**Task goal:** Write the material out again exactly.

**Information shown:**
══════

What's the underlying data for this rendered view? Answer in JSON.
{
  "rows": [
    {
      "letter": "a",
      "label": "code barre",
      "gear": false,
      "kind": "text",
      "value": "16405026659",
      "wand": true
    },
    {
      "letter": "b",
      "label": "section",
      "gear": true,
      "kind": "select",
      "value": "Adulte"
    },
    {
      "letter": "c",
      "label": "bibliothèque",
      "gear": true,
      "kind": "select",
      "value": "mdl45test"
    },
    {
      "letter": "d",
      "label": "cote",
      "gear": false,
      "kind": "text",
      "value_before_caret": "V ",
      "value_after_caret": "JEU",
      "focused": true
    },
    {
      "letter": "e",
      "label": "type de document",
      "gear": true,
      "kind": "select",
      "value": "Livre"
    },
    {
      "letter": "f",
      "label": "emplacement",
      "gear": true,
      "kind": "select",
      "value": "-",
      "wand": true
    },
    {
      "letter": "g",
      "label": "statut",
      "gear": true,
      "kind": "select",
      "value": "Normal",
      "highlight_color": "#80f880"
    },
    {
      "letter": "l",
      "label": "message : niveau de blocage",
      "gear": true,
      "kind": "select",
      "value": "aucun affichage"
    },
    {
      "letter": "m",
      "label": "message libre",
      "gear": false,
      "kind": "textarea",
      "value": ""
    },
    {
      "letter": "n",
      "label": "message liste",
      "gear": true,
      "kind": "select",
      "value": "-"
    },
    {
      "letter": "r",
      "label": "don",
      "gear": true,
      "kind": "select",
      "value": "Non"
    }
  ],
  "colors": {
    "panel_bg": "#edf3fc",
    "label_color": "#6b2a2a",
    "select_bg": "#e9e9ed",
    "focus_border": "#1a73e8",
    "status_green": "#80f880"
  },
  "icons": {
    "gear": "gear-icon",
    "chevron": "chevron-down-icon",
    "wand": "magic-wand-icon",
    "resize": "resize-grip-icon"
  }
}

══════

**Written response:**
What's the underlying data for this rendered view? Answer in JSON.
{
  "rows": [
    {
      "letter": "a",
      "label": "code barre",
      "gear": false,
      "kind": "text",
      "value": "16405026659",
      "wand": true
    },
    {
      "letter": "b",
      "label": "section",
      "gear": true,
      "kind": "select",
      "value": "Adulte"
    },
    {
      "letter": "c",
      "label": "bibliothèque",
      "gear": true,
      "kind": "select",
      "value": "mdl45test"
    },
    {
      "letter": "d",
      "label": "cote",
      "gear": false,
      "kind": "text",
      "value_before_caret": "V ",
      "value_after_caret": "JEU",
      "focused": true
    },
    {
      "letter": "e",
      "label": "type de document",
      "gear": true,
      "kind": "select",
      "value": "Livre"
    },
    {
      "letter": "f",
      "label": "emplacement",
      "gear": true,
      "kind": "select",
      "value": "-",
      "wand": true
    },
    {
      "letter": "g",
      "label": "statut",
      "gear": true,
      "kind": "select",
      "value": "Normal",
      "highlight_color": "#80f880"
    },
    {
      "letter": "l",
      "label": "message : niveau de blocage",
      "gear": true,
      "kind": "select",
      "value": "aucun affichage"
    },
    {
      "letter": "m",
      "label": "message libre",
      "gear": false,
      "kind": "textarea",
      "value": ""
    },
    {
      "letter": "n",
      "label": "message liste",
      "gear": true,
      "kind": "select",
      "value": "-"
    },
    {
      "letter": "r",
      "label": "don",
      "gear": true,
      "kind": "select",
      "value": "Non"
    }
  ],
  "colors": {
    "panel_bg": "#edf3fc",
    "label_color": "#6b2a2a",
    "select_bg": "#e9e9ed",
    "focus_border": "#1a73e8",
    "status_green": "#80f880"
  },
  "icons": {
    "gear": "gear-icon",
    "chevron": "chevron-down-icon",
    "wand": "magic-wand-icon",
    "resize": "resize-grip-icon"
  }
}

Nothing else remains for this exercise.